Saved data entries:
════

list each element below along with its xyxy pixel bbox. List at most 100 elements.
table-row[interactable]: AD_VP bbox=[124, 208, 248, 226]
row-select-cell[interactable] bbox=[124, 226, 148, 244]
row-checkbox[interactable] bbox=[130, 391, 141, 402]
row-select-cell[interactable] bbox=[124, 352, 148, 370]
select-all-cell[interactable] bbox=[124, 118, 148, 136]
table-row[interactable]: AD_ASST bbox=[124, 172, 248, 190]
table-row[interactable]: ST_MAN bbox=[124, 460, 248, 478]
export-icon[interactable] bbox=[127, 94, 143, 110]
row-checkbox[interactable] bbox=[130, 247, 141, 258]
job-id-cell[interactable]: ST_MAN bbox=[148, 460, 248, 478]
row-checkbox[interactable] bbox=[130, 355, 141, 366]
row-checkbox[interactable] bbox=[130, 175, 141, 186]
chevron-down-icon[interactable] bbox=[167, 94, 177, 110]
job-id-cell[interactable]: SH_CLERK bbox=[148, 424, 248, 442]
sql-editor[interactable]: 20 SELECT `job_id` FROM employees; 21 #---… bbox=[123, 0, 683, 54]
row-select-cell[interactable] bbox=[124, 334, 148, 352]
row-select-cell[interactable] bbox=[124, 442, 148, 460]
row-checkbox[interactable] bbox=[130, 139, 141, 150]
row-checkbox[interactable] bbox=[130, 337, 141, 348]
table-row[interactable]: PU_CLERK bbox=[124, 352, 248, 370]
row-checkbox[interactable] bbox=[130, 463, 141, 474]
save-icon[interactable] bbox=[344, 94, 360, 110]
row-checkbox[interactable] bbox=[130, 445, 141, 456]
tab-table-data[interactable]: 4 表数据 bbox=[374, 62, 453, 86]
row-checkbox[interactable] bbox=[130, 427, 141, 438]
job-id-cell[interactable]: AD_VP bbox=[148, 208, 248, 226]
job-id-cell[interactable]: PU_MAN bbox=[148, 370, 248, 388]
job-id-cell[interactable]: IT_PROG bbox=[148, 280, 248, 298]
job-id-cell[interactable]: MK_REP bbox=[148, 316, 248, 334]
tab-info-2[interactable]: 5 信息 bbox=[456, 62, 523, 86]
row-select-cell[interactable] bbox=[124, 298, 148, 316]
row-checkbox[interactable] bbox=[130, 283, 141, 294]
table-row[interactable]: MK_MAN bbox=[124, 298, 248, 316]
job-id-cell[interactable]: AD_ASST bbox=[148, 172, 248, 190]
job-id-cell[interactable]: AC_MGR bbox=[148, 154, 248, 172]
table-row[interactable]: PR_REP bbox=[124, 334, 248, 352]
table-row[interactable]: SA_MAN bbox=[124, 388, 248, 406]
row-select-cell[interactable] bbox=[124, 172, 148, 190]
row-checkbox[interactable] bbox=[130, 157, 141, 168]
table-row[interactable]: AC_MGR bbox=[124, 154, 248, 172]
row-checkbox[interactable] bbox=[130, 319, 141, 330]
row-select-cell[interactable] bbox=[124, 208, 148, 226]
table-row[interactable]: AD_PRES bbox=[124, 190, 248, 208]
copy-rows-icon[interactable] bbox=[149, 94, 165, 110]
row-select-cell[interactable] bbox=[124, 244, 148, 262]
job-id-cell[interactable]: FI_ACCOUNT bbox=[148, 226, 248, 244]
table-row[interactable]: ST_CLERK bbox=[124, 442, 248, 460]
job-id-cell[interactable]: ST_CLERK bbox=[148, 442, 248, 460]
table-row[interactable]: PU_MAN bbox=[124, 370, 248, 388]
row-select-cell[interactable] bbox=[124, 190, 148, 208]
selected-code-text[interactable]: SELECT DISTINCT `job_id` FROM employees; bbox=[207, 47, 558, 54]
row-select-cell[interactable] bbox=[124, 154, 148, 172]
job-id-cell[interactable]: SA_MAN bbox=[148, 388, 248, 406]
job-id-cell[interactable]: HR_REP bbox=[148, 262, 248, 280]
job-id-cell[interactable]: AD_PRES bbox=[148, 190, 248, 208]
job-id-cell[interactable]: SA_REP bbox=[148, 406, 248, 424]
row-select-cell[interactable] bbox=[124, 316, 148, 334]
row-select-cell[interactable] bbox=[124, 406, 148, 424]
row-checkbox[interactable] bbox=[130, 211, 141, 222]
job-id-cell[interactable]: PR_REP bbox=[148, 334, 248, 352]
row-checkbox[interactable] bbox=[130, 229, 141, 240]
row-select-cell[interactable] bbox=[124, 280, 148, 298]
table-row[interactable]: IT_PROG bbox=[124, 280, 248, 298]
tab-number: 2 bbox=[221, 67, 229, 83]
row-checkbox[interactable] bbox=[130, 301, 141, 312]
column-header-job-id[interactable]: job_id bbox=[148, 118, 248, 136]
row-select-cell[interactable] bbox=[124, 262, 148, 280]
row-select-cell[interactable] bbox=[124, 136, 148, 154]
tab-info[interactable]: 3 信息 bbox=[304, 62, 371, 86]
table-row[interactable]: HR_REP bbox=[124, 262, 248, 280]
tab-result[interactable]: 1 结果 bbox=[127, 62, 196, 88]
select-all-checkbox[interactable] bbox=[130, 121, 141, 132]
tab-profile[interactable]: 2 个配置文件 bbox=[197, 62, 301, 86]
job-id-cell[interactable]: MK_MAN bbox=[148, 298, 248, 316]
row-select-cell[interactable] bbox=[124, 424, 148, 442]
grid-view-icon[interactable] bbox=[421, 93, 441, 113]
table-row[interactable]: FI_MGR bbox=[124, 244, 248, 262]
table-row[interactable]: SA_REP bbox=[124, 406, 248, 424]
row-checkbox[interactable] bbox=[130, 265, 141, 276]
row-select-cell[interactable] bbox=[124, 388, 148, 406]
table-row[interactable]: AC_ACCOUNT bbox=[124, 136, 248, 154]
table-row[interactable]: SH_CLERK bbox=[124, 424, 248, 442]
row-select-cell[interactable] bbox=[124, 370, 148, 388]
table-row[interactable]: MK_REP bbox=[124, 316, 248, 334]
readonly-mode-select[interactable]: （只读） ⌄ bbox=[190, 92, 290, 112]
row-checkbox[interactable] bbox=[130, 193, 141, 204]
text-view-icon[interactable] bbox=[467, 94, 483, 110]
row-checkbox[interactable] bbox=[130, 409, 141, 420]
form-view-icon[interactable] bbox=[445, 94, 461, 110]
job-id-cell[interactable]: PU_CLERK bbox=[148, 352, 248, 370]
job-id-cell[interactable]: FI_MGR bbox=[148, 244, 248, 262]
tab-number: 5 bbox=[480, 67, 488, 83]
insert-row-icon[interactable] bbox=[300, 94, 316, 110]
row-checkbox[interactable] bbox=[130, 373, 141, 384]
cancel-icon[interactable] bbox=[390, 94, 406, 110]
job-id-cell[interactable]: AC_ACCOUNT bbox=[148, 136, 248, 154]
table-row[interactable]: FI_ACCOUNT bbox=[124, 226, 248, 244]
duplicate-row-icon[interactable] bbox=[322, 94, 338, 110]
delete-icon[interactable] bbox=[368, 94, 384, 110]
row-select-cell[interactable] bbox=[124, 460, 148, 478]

════

• _STATED TASK_
Can you reproduce all of the records above, replacing every "job-id-cell" with "job-code-cell" and leaving the rest unchanged?

• _TASK RESULT_
list each element below along with its xyxy pixel bbox. List at most 100 elements.
table-row[interactable]: AD_VP bbox=[124, 208, 248, 226]
row-select-cell[interactable] bbox=[124, 226, 148, 244]
row-checkbox[interactable] bbox=[130, 391, 141, 402]
row-select-cell[interactable] bbox=[124, 352, 148, 370]
select-all-cell[interactable] bbox=[124, 118, 148, 136]
table-row[interactable]: AD_ASST bbox=[124, 172, 248, 190]
table-row[interactable]: ST_MAN bbox=[124, 460, 248, 478]
export-icon[interactable] bbox=[127, 94, 143, 110]
row-checkbox[interactable] bbox=[130, 247, 141, 258]
job-code-cell[interactable]: ST_MAN bbox=[148, 460, 248, 478]
row-checkbox[interactable] bbox=[130, 355, 141, 366]
row-checkbox[interactable] bbox=[130, 175, 141, 186]
chevron-down-icon[interactable] bbox=[167, 94, 177, 110]
job-code-cell[interactable]: SH_CLERK bbox=[148, 424, 248, 442]
sql-editor[interactable]: 20 SELECT `job_id` FROM employees; 21 #---… bbox=[123, 0, 683, 54]
row-select-cell[interactable] bbox=[124, 334, 148, 352]
row-select-cell[interactable] bbox=[124, 442, 148, 460]
row-checkbox[interactable] bbox=[130, 139, 141, 150]
row-checkbox[interactable] bbox=[130, 337, 141, 348]
table-row[interactable]: PU_CLERK bbox=[124, 352, 248, 370]
row-checkbox[interactable] bbox=[130, 463, 141, 474]
save-icon[interactable] bbox=[344, 94, 360, 110]
row-checkbox[interactable] bbox=[130, 445, 141, 456]
tab-table-data[interactable]: 4 表数据 bbox=[374, 62, 453, 86]
row-checkbox[interactable] bbox=[130, 427, 141, 438]
job-code-cell[interactable]: AD_VP bbox=[148, 208, 248, 226]
job-code-cell[interactable]: PU_MAN bbox=[148, 370, 248, 388]
job-code-cell[interactable]: IT_PROG bbox=[148, 280, 248, 298]
job-code-cell[interactable]: MK_REP bbox=[148, 316, 248, 334]
tab-info-2[interactable]: 5 信息 bbox=[456, 62, 523, 86]
row-select-cell[interactable] bbox=[124, 298, 148, 316]
row-checkbox[interactable] bbox=[130, 283, 141, 294]
table-row[interactable]: MK_MAN bbox=[124, 298, 248, 316]
job-code-cell[interactable]: AD_ASST bbox=[148, 172, 248, 190]
job-code-cell[interactable]: AC_MGR bbox=[148, 154, 248, 172]
table-row[interactable]: PR_REP bbox=[124, 334, 248, 352]
table-row[interactable]: SA_MAN bbox=[124, 388, 248, 406]
row-select-cell[interactable] bbox=[124, 172, 148, 190]
row-checkbox[interactable] bbox=[130, 157, 141, 168]
table-row[interactable]: AC_MGR bbox=[124, 154, 248, 172]
row-checkbox[interactable] bbox=[130, 319, 141, 330]
row-select-cell[interactable] bbox=[124, 208, 148, 226]
table-row[interactable]: AD_PRES bbox=[124, 190, 248, 208]
copy-rows-icon[interactable] bbox=[149, 94, 165, 110]
row-select-cell[interactable] bbox=[124, 244, 148, 262]
job-code-cell[interactable]: FI_ACCOUNT bbox=[148, 226, 248, 244]
table-row[interactable]: ST_CLERK bbox=[124, 442, 248, 460]
job-code-cell[interactable]: ST_CLERK bbox=[148, 442, 248, 460]
table-row[interactable]: PU_MAN bbox=[124, 370, 248, 388]
row-select-cell[interactable] bbox=[124, 190, 148, 208]
selected-code-text[interactable]: SELECT DISTINCT `job_id` FROM employees; bbox=[207, 47, 558, 54]
row-select-cell[interactable] bbox=[124, 154, 148, 172]
job-code-cell[interactable]: SA_MAN bbox=[148, 388, 248, 406]
job-code-cell[interactable]: HR_REP bbox=[148, 262, 248, 280]
job-code-cell[interactable]: AD_PRES bbox=[148, 190, 248, 208]
job-code-cell[interactable]: SA_REP bbox=[148, 406, 248, 424]
row-select-cell[interactable] bbox=[124, 316, 148, 334]
row-select-cell[interactable] bbox=[124, 406, 148, 424]
row-checkbox[interactable] bbox=[130, 211, 141, 222]
job-code-cell[interactable]: PR_REP bbox=[148, 334, 248, 352]
row-checkbox[interactable] bbox=[130, 229, 141, 240]
row-select-cell[interactable] bbox=[124, 280, 148, 298]
table-row[interactable]: IT_PROG bbox=[124, 280, 248, 298]
tab-number: 2 bbox=[221, 67, 229, 83]
row-checkbox[interactable] bbox=[130, 301, 141, 312]
column-header-job-id[interactable]: job_id bbox=[148, 118, 248, 136]
row-select-cell[interactable] bbox=[124, 262, 148, 280]
row-select-cell[interactable] bbox=[124, 136, 148, 154]
tab-info[interactable]: 3 信息 bbox=[304, 62, 371, 86]
table-row[interactable]: HR_REP bbox=[124, 262, 248, 280]
tab-result[interactable]: 1 结果 bbox=[127, 62, 196, 88]
select-all-checkbox[interactable] bbox=[130, 121, 141, 132]
tab-profile[interactable]: 2 个配置文件 bbox=[197, 62, 301, 86]
job-code-cell[interactable]: MK_MAN bbox=[148, 298, 248, 316]
row-select-cell[interactable] bbox=[124, 424, 148, 442]
grid-view-icon[interactable] bbox=[421, 93, 441, 113]
table-row[interactable]: FI_MGR bbox=[124, 244, 248, 262]
table-row[interactable]: SA_REP bbox=[124, 406, 248, 424]
row-checkbox[interactable] bbox=[130, 265, 141, 276]
row-select-cell[interactable] bbox=[124, 388, 148, 406]
table-row[interactable]: AC_ACCOUNT bbox=[124, 136, 248, 154]
table-row[interactable]: SH_CLERK bbox=[124, 424, 248, 442]
row-select-cell[interactable] bbox=[124, 370, 148, 388]
table-row[interactable]: MK_REP bbox=[124, 316, 248, 334]
readonly-mode-select[interactable]: （只读） ⌄ bbox=[190, 92, 290, 112]
row-checkbox[interactable] bbox=[130, 193, 141, 204]
text-view-icon[interactable] bbox=[467, 94, 483, 110]
row-checkbox[interactable] bbox=[130, 409, 141, 420]
form-view-icon[interactable] bbox=[445, 94, 461, 110]
job-code-cell[interactable]: PU_CLERK bbox=[148, 352, 248, 370]
job-code-cell[interactable]: FI_MGR bbox=[148, 244, 248, 262]
tab-number: 5 bbox=[480, 67, 488, 83]
insert-row-icon[interactable] bbox=[300, 94, 316, 110]
row-checkbox[interactable] bbox=[130, 373, 141, 384]
cancel-icon[interactable] bbox=[390, 94, 406, 110]
job-code-cell[interactable]: AC_ACCOUNT bbox=[148, 136, 248, 154]
table-row[interactable]: FI_ACCOUNT bbox=[124, 226, 248, 244]
duplicate-row-icon[interactable] bbox=[322, 94, 338, 110]
delete-icon[interactable] bbox=[368, 94, 384, 110]
row-select-cell[interactable] bbox=[124, 460, 148, 478]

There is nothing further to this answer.